- _OBJECTIVE_
Give all the lines below again, exactly, with no pictures.

# Start of DATA FOR THIS TASK

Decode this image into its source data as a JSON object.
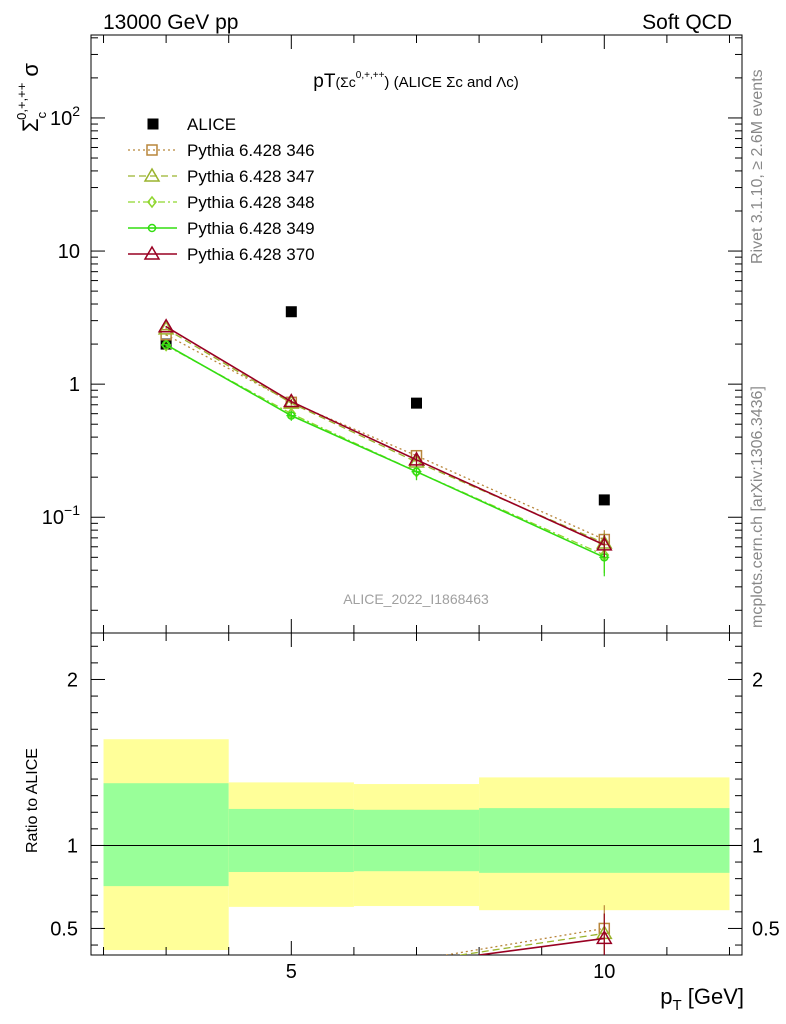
{
  "header": {
    "left": "13000 GeV pp",
    "right": "Soft QCD"
  },
  "side_texts": {
    "rivet": "Rivet 3.1.10, ≥ 2.6M events",
    "mcplots": "mcplots.cern.ch [arXiv:1306.3436]"
  },
  "watermark": "ALICE_2022_I1868463",
  "colors": {
    "data": "#000000",
    "p346": "#b8863b",
    "p347": "#9ab32d",
    "p348": "#8fd62e",
    "p349": "#33dd11",
    "p370": "#990022",
    "band_inner": "#99ff99",
    "band_outer": "#ffff99"
  },
  "chart_data": [
    {
      "type": "line",
      "title_main": "pT",
      "title_sub": "(Σc",
      "title_sup": "0,+,++",
      "title_rest": ") (ALICE Σc and Λc)",
      "ylabel_main": "Σ",
      "ylabel_sub": "c",
      "ylabel_sup": "0,+,++",
      "ylabel_tail": "σ",
      "yscale": "log",
      "xlim": [
        1.8,
        12.2
      ],
      "ylim": [
        0.0135,
        420
      ],
      "x_ticks": [
        5,
        10
      ],
      "y_ticks": [
        {
          "value": 0.1,
          "base": "10",
          "exp": "−1"
        },
        {
          "value": 1,
          "base": "1",
          "exp": ""
        },
        {
          "value": 10,
          "base": "10",
          "exp": ""
        },
        {
          "value": 100,
          "base": "10",
          "exp": "2"
        }
      ],
      "legend": "top-left",
      "series": [
        {
          "name": "ALICE",
          "marker": "square-filled",
          "line": "none",
          "x": [
            3,
            5,
            7,
            10
          ],
          "y": [
            2.0,
            3.5,
            0.72,
            0.135
          ],
          "err": [
            0.0,
            0.0,
            0.0,
            0.0
          ]
        },
        {
          "name": "Pythia 6.428 346",
          "marker": "square-open",
          "line": "dotted",
          "x": [
            3,
            5,
            7,
            10
          ],
          "y": [
            2.35,
            0.73,
            0.29,
            0.068
          ],
          "err": [
            0.04,
            0.03,
            0.03,
            0.012
          ]
        },
        {
          "name": "Pythia 6.428 347",
          "marker": "triangle-open",
          "line": "dashed",
          "x": [
            3,
            5,
            7,
            10
          ],
          "y": [
            2.6,
            0.72,
            0.26,
            0.064
          ],
          "err": [
            0.04,
            0.03,
            0.03,
            0.012
          ]
        },
        {
          "name": "Pythia 6.428 348",
          "marker": "diamond-open",
          "line": "dashdot",
          "x": [
            3,
            5,
            7,
            10
          ],
          "y": [
            1.95,
            0.6,
            0.22,
            0.052
          ],
          "err": [
            0.04,
            0.05,
            0.03,
            0.014
          ]
        },
        {
          "name": "Pythia 6.428 349",
          "marker": "circle-cross",
          "line": "solid",
          "x": [
            3,
            5,
            7,
            10
          ],
          "y": [
            1.98,
            0.58,
            0.22,
            0.05
          ],
          "err": [
            0.04,
            0.05,
            0.03,
            0.014
          ]
        },
        {
          "name": "Pythia 6.428 370",
          "marker": "triangle-open",
          "line": "solid",
          "x": [
            3,
            5,
            7,
            10
          ],
          "y": [
            2.7,
            0.74,
            0.27,
            0.062
          ],
          "err": [
            0.04,
            0.03,
            0.03,
            0.012
          ]
        }
      ]
    },
    {
      "type": "area",
      "ylabel": "Ratio to ALICE",
      "xlabel_main": "p",
      "xlabel_sub": "T",
      "xlabel_rest": " [GeV]",
      "xlim": [
        1.8,
        12.2
      ],
      "ylim": [
        0.34,
        2.28
      ],
      "x_ticks": [
        5,
        10
      ],
      "y_ticks": [
        0.5,
        1,
        2
      ],
      "bands": [
        {
          "x0": 2,
          "x1": 4,
          "inner": [
            0.755,
            1.375
          ],
          "outer": [
            0.37,
            1.64
          ]
        },
        {
          "x0": 4,
          "x1": 6,
          "inner": [
            0.84,
            1.22
          ],
          "outer": [
            0.63,
            1.38
          ]
        },
        {
          "x0": 6,
          "x1": 8,
          "inner": [
            0.845,
            1.215
          ],
          "outer": [
            0.635,
            1.37
          ]
        },
        {
          "x0": 8,
          "x1": 12,
          "inner": [
            0.835,
            1.225
          ],
          "outer": [
            0.61,
            1.41
          ]
        }
      ],
      "reference": 1,
      "ratio_series": [
        {
          "name": "Pythia 6.428 346",
          "x": [
            7,
            10
          ],
          "y": [
            0.31,
            0.5
          ],
          "err": [
            0.0,
            0.14
          ]
        },
        {
          "name": "Pythia 6.428 347",
          "x": [
            7,
            10
          ],
          "y": [
            0.3,
            0.47
          ],
          "err": [
            0.0,
            0.12
          ]
        },
        {
          "name": "Pythia 6.428 370",
          "x": [
            8,
            10
          ],
          "y": [
            0.34,
            0.44
          ],
          "err": [
            0.0,
            0.15
          ]
        }
      ]
    }
  ]
}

# End of DATA FOR THIS TASK

- _SOLUTION TO THE EXERCISE_
Decode this image into its source data as a JSON object.
{
  "header": {
    "left": "13000 GeV pp",
    "right": "Soft QCD"
  },
  "side_texts": {
    "rivet": "Rivet 3.1.10, ≥ 2.6M events",
    "mcplots": "mcplots.cern.ch [arXiv:1306.3436]"
  },
  "watermark": "ALICE_2022_I1868463",
  "colors": {
    "data": "#000000",
    "p346": "#b8863b",
    "p347": "#9ab32d",
    "p348": "#8fd62e",
    "p349": "#33dd11",
    "p370": "#990022",
    "band_inner": "#99ff99",
    "band_outer": "#ffff99"
  },
  "chart_data": [
    {
      "type": "line",
      "title_main": "pT",
      "title_sub": "(Σc",
      "title_sup": "0,+,++",
      "title_rest": ") (ALICE Σc and Λc)",
      "ylabel_main": "Σ",
      "ylabel_sub": "c",
      "ylabel_sup": "0,+,++",
      "ylabel_tail": "σ",
      "yscale": "log",
      "xlim": [
        1.8,
        12.2
      ],
      "ylim": [
        0.0135,
        420
      ],
      "x_ticks": [
        5,
        10
      ],
      "y_ticks": [
        {
          "value": 0.1,
          "base": "10",
          "exp": "−1"
        },
        {
          "value": 1,
          "base": "1",
          "exp": ""
        },
        {
          "value": 10,
          "base": "10",
          "exp": ""
        },
        {
          "value": 100,
          "base": "10",
          "exp": "2"
        }
      ],
      "legend": "top-left",
      "series": [
        {
          "name": "ALICE",
          "marker": "square-filled",
          "line": "none",
          "x": [
            3,
            5,
            7,
            10
          ],
          "y": [
            2.0,
            3.5,
            0.72,
            0.135
          ],
          "err": [
            0.0,
            0.0,
            0.0,
            0.0
          ]
        },
        {
          "name": "Pythia 6.428 346",
          "marker": "square-open",
          "line": "dotted",
          "x": [
            3,
            5,
            7,
            10
          ],
          "y": [
            2.35,
            0.73,
            0.29,
            0.068
          ],
          "err": [
            0.04,
            0.03,
            0.03,
            0.012
          ]
        },
        {
          "name": "Pythia 6.428 347",
          "marker": "triangle-open",
          "line": "dashed",
          "x": [
            3,
            5,
            7,
            10
          ],
          "y": [
            2.6,
            0.72,
            0.26,
            0.064
          ],
          "err": [
            0.04,
            0.03,
            0.03,
            0.012
          ]
        },
        {
          "name": "Pythia 6.428 348",
          "marker": "diamond-open",
          "line": "dashdot",
          "x": [
            3,
            5,
            7,
            10
          ],
          "y": [
            1.95,
            0.6,
            0.22,
            0.052
          ],
          "err": [
            0.04,
            0.05,
            0.03,
            0.014
          ]
        },
        {
          "name": "Pythia 6.428 349",
          "marker": "circle-cross",
          "line": "solid",
          "x": [
            3,
            5,
            7,
            10
          ],
          "y": [
            1.98,
            0.58,
            0.22,
            0.05
          ],
          "err": [
            0.04,
            0.05,
            0.03,
            0.014
          ]
        },
        {
          "name": "Pythia 6.428 370",
          "marker": "triangle-open",
          "line": "solid",
          "x": [
            3,
            5,
            7,
            10
          ],
          "y": [
            2.7,
            0.74,
            0.27,
            0.062
          ],
          "err": [
            0.04,
            0.03,
            0.03,
            0.012
          ]
        }
      ]
    },
    {
      "type": "area",
      "ylabel": "Ratio to ALICE",
      "xlabel_main": "p",
      "xlabel_sub": "T",
      "xlabel_rest": " [GeV]",
      "xlim": [
        1.8,
        12.2
      ],
      "ylim": [
        0.34,
        2.28
      ],
      "x_ticks": [
        5,
        10
      ],
      "y_ticks": [
        0.5,
        1,
        2
      ],
      "bands": [
        {
          "x0": 2,
          "x1": 4,
          "inner": [
            0.755,
            1.375
          ],
          "outer": [
            0.37,
            1.64
          ]
        },
        {
          "x0": 4,
          "x1": 6,
          "inner": [
            0.84,
            1.22
          ],
          "outer": [
            0.63,
            1.38
          ]
        },
        {
          "x0": 6,
          "x1": 8,
          "inner": [
            0.845,
            1.215
          ],
          "outer": [
            0.635,
            1.37
          ]
        },
        {
          "x0": 8,
          "x1": 12,
          "inner": [
            0.835,
            1.225
          ],
          "outer": [
            0.61,
            1.41
          ]
        }
      ],
      "reference": 1,
      "ratio_series": [
        {
          "name": "Pythia 6.428 346",
          "x": [
            7,
            10
          ],
          "y": [
            0.31,
            0.5
          ],
          "err": [
            0.0,
            0.14
          ]
        },
        {
          "name": "Pythia 6.428 347",
          "x": [
            7,
            10
          ],
          "y": [
            0.3,
            0.47
          ],
          "err": [
            0.0,
            0.12
          ]
        },
        {
          "name": "Pythia 6.428 370",
          "x": [
            8,
            10
          ],
          "y": [
            0.34,
            0.44
          ],
          "err": [
            0.0,
            0.15
          ]
        }
      ]
    }
  ]
}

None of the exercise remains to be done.